- [DESCRIPTION OF THE TASK]
For each line of the data below that holds "more", copy the line.

>>>>

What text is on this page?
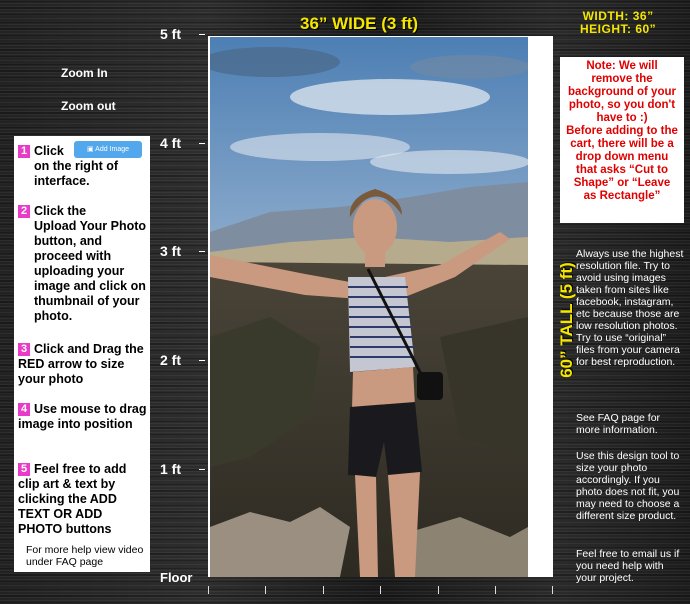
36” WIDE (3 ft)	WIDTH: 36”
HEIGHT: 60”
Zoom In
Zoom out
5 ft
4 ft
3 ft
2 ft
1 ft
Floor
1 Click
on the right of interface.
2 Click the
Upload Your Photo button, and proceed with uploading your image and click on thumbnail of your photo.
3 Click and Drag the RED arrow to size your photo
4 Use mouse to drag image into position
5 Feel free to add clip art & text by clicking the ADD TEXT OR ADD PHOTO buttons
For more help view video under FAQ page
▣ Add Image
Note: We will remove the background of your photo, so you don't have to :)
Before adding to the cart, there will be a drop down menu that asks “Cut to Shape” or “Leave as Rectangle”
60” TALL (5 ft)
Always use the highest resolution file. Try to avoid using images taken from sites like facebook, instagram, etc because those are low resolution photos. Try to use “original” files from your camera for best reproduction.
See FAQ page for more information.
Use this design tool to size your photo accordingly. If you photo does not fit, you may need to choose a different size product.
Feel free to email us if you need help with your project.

<<<<

- [SOLUTION]
For more help view video under FAQ page
See FAQ page for more information.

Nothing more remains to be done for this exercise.